▶ [Dataset entries on figures]:
══════════════════════════════
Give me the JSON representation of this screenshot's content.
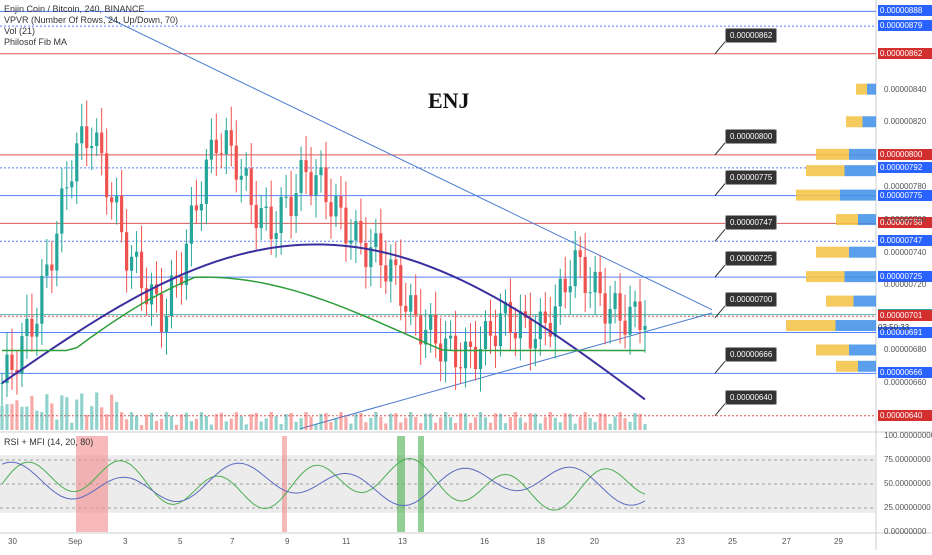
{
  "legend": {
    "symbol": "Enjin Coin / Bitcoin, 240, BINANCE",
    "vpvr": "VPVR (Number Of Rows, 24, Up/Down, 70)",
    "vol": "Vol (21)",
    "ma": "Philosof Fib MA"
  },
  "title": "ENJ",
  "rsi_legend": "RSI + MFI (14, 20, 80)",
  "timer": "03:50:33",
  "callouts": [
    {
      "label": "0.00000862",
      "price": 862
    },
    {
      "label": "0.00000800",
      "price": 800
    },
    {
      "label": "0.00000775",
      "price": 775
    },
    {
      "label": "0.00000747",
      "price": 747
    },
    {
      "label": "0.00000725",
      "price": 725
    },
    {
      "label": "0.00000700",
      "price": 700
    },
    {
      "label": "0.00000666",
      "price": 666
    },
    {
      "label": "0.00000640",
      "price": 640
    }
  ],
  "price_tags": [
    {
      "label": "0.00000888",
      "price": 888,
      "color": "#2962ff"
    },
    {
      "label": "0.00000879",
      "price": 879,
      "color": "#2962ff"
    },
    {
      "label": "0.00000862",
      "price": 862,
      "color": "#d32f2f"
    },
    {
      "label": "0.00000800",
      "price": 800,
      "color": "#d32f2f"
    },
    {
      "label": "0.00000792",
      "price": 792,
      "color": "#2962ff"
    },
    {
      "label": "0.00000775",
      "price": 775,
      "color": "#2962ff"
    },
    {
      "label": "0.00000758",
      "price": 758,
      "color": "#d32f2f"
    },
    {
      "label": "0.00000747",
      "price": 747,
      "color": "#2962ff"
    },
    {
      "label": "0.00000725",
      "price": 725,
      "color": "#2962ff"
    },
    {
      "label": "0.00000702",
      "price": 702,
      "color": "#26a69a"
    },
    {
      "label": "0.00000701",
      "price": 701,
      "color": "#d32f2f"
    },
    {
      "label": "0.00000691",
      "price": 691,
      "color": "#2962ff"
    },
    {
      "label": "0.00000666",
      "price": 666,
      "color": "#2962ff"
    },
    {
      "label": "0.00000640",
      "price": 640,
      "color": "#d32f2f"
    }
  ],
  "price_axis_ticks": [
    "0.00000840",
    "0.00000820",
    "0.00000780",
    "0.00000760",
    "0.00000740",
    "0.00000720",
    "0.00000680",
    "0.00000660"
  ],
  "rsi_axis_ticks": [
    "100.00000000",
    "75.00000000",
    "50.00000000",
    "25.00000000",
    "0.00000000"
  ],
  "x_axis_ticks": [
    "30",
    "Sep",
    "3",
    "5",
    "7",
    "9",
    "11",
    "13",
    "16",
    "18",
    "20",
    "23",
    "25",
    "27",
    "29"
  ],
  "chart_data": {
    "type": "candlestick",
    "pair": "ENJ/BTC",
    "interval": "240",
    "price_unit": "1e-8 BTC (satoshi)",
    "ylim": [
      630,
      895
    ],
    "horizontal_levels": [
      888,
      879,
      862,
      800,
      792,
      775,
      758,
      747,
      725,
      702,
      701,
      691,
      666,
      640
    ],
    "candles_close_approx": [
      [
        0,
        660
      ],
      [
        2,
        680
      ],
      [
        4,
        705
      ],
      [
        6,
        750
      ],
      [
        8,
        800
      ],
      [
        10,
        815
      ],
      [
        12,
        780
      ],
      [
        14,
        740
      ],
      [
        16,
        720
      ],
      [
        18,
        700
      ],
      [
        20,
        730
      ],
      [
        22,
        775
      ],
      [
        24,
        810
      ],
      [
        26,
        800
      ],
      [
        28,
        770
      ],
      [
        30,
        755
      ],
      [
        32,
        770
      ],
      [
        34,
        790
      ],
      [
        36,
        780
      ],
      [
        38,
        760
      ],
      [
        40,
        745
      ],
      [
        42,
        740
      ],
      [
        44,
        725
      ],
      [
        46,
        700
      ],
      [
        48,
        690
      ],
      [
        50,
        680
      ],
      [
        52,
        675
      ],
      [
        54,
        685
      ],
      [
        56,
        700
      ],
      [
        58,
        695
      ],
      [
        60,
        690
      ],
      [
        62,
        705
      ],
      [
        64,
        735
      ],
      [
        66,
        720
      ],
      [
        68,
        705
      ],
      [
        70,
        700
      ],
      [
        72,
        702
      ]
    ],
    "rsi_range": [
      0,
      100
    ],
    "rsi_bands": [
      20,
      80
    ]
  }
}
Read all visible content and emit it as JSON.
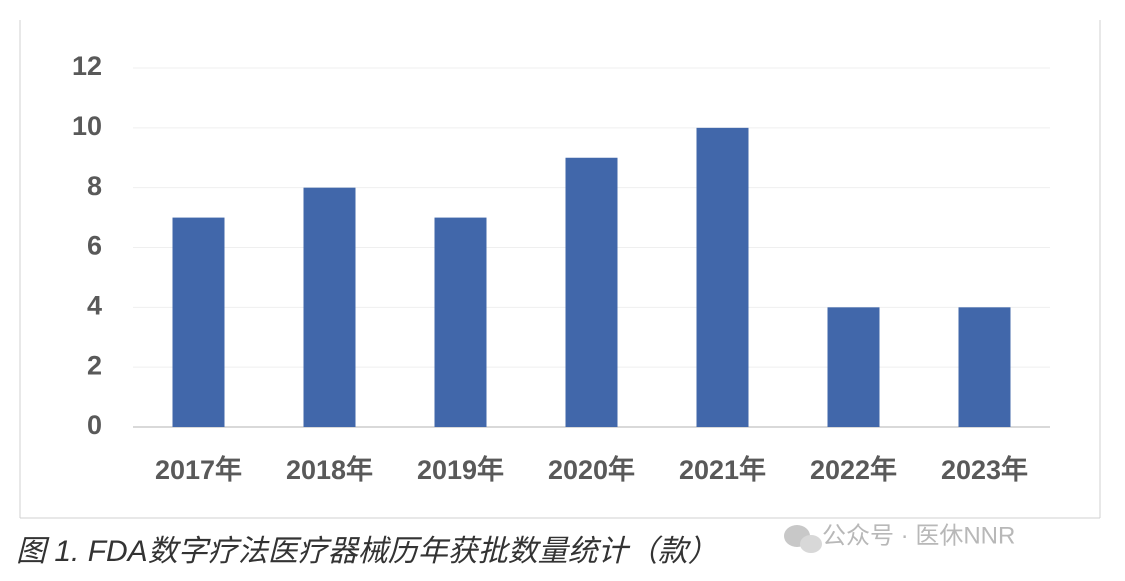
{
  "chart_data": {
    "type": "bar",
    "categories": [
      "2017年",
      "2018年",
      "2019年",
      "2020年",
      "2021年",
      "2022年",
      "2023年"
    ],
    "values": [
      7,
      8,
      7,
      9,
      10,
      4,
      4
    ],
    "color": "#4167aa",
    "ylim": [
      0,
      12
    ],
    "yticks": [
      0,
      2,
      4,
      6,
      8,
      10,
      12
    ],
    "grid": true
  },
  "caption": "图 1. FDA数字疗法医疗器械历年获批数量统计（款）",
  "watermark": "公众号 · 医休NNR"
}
══════════════════════════════
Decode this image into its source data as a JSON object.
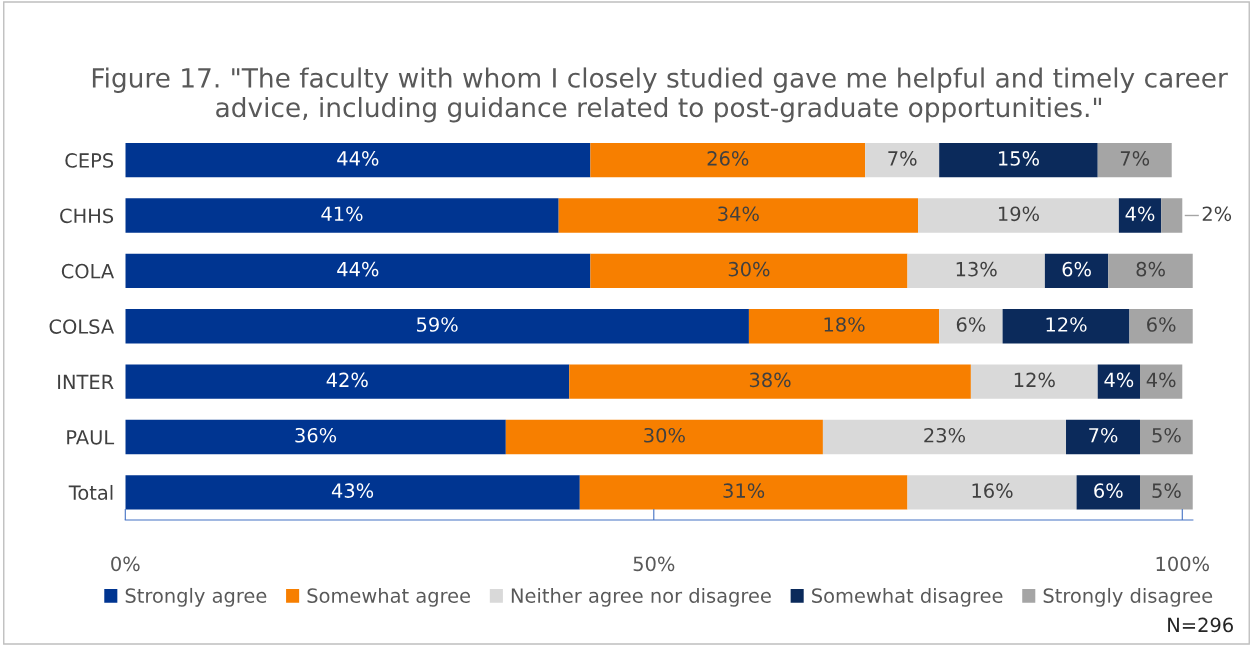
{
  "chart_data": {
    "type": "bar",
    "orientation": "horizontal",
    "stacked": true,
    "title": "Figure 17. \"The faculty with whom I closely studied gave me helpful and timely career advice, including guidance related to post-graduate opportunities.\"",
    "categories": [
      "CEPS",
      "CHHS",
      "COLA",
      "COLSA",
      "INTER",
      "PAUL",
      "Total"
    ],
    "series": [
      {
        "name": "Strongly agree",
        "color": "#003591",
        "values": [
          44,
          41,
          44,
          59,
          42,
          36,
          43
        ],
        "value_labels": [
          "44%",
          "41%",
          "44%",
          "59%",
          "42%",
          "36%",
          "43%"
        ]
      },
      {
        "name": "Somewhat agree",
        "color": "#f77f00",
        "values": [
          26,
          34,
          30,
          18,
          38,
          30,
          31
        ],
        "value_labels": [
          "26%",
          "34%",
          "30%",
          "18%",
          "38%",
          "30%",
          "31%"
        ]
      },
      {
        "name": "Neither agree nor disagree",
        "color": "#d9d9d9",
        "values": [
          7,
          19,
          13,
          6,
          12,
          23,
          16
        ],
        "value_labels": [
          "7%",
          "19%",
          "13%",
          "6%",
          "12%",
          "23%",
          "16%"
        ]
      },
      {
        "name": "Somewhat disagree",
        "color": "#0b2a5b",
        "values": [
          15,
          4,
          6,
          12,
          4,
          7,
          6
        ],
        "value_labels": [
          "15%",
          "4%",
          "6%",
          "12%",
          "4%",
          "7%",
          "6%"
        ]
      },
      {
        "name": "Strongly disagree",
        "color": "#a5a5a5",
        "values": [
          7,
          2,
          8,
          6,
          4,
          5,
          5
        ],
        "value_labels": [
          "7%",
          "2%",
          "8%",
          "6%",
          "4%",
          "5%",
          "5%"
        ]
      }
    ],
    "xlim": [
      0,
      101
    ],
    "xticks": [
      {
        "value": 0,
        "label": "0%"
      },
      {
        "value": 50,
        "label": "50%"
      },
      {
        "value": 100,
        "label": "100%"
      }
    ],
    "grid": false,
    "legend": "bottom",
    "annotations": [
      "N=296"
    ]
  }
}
══════════════════════════════
▶ [Short problem]:
List all lines in the material containing the string "JSON".

▶ [Response below]:
Give me the JSON representation of this screenshot's content.
Read all visible content and emit it as JSON.
Decode this image into its source data as a JSON object.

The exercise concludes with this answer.